> [DESCRIPTION OF THE TASK]:
Leaving out the pictures, please retype each record exactly.

> [RECORDS FOR THE TASK]:
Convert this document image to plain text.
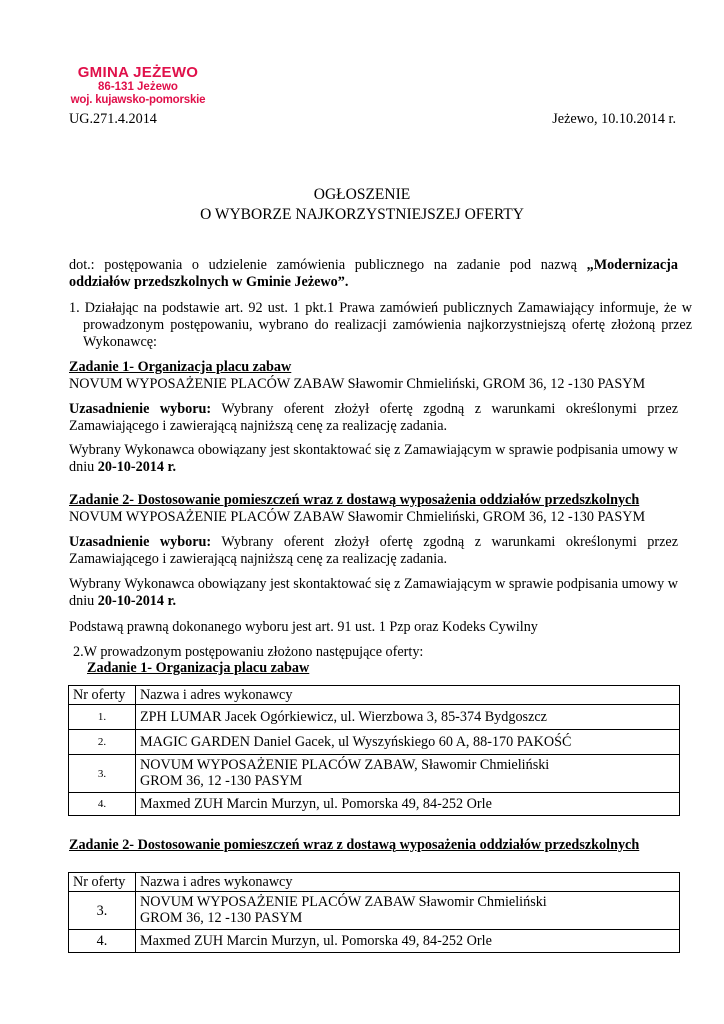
GMINA JEŻEWO
86-131 Jeżewo
woj. kujawsko-pomorskie
UG.271.4.2014	Jeżewo, 10.10.2014 r.
OGŁOSZENIE
O WYBORZE NAJKORZYSTNIEJSZEJ OFERTY
dot.: postępowania o udzielenie zamówienia publicznego na zadanie pod nazwą „Modernizacja oddziałów przedszkolnych w Gminie Jeżewo”.
1. Działając na podstawie art. 92 ust. 1 pkt.1 Prawa zamówień publicznych Zamawiający informuje, że w prowadzonym postępowaniu, wybrano do realizacji zamówienia najkorzystniejszą ofertę złożoną przez Wykonawcę:
Zadanie 1- Organizacja placu zabaw
NOVUM WYPOSAŻENIE PLACÓW ZABAW Sławomir Chmieliński, GROM 36, 12 -130 PASYM
Uzasadnienie wyboru: Wybrany oferent złożył ofertę zgodną z warunkami określonymi przez Zamawiającego i zawierającą najniższą cenę za realizację zadania.
Wybrany Wykonawca obowiązany jest skontaktować się z Zamawiającym w sprawie podpisania umowy w dniu 20-10-2014 r.
Zadanie 2- Dostosowanie pomieszczeń wraz z dostawą wyposażenia oddziałów przedszkolnych
NOVUM WYPOSAŻENIE PLACÓW ZABAW Sławomir Chmieliński, GROM 36, 12 -130 PASYM
Uzasadnienie wyboru: Wybrany oferent złożył ofertę zgodną z warunkami określonymi przez Zamawiającego i zawierającą najniższą cenę za realizację zadania.
Wybrany Wykonawca obowiązany jest skontaktować się z Zamawiającym w sprawie podpisania umowy w dniu 20-10-2014 r.
Podstawą prawną dokonanego wyboru jest art. 91 ust. 1 Pzp oraz Kodeks Cywilny
2.W prowadzonym postępowaniu złożono następujące oferty:
Zadanie 1- Organizacja placu zabaw
Nr oferty	Nazwa i adres wykonawcy
1.	ZPH LUMAR Jacek Ogórkiewicz, ul. Wierzbowa 3, 85-374 Bydgoszcz
2.	MAGIC GARDEN Daniel Gacek, ul Wyszyńskiego 60 A, 88-170 PAKOŚĆ
3.	NOVUM WYPOSAŻENIE PLACÓW ZABAW, Sławomir Chmieliński
GROM 36, 12 -130 PASYM

4.	Maxmed ZUH Marcin Murzyn, ul. Pomorska 49, 84-252 Orle
Zadanie 2- Dostosowanie pomieszczeń wraz z dostawą wyposażenia oddziałów przedszkolnych
Nr oferty	Nazwa i adres wykonawcy
3.	NOVUM WYPOSAŻENIE PLACÓW ZABAW Sławomir Chmieliński
GROM 36, 12 -130 PASYM

4.	Maxmed ZUH Marcin Murzyn, ul. Pomorska 49, 84-252 Orle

> [RESULT FOR THIS TASK]:
Convert this document image to plain text.
GMINA JEŻEWO
86-131 Jeżewo
woj. kujawsko-pomorskie
UG.271.4.2014	Jeżewo, 10.10.2014 r.
OGŁOSZENIE
O WYBORZE NAJKORZYSTNIEJSZEJ OFERTY
dot.: postępowania o udzielenie zamówienia publicznego na zadanie pod nazwą „Modernizacja oddziałów przedszkolnych w Gminie Jeżewo”.
1. Działając na podstawie art. 92 ust. 1 pkt.1 Prawa zamówień publicznych Zamawiający informuje, że w prowadzonym postępowaniu, wybrano do realizacji zamówienia najkorzystniejszą ofertę złożoną przez Wykonawcę:
Zadanie 1- Organizacja placu zabaw
NOVUM WYPOSAŻENIE PLACÓW ZABAW Sławomir Chmieliński, GROM 36, 12 -130 PASYM
Uzasadnienie wyboru: Wybrany oferent złożył ofertę zgodną z warunkami określonymi przez Zamawiającego i zawierającą najniższą cenę za realizację zadania.
Wybrany Wykonawca obowiązany jest skontaktować się z Zamawiającym w sprawie podpisania umowy w dniu 20-10-2014 r.
Zadanie 2- Dostosowanie pomieszczeń wraz z dostawą wyposażenia oddziałów przedszkolnych
NOVUM WYPOSAŻENIE PLACÓW ZABAW Sławomir Chmieliński, GROM 36, 12 -130 PASYM
Uzasadnienie wyboru: Wybrany oferent złożył ofertę zgodną z warunkami określonymi przez Zamawiającego i zawierającą najniższą cenę za realizację zadania.
Wybrany Wykonawca obowiązany jest skontaktować się z Zamawiającym w sprawie podpisania umowy w dniu 20-10-2014 r.
Podstawą prawną dokonanego wyboru jest art. 91 ust. 1 Pzp oraz Kodeks Cywilny
2.W prowadzonym postępowaniu złożono następujące oferty:
Zadanie 1- Organizacja placu zabaw
Nr oferty	Nazwa i adres wykonawcy
1.	ZPH LUMAR Jacek Ogórkiewicz, ul. Wierzbowa 3, 85-374 Bydgoszcz
2.	MAGIC GARDEN Daniel Gacek, ul Wyszyńskiego 60 A, 88-170 PAKOŚĆ
3.	NOVUM WYPOSAŻENIE PLACÓW ZABAW, Sławomir Chmieliński
GROM 36, 12 -130 PASYM

4.	Maxmed ZUH Marcin Murzyn, ul. Pomorska 49, 84-252 Orle
Zadanie 2- Dostosowanie pomieszczeń wraz z dostawą wyposażenia oddziałów przedszkolnych
Nr oferty	Nazwa i adres wykonawcy
3.	NOVUM WYPOSAŻENIE PLACÓW ZABAW Sławomir Chmieliński
GROM 36, 12 -130 PASYM

4.	Maxmed ZUH Marcin Murzyn, ul. Pomorska 49, 84-252 Orle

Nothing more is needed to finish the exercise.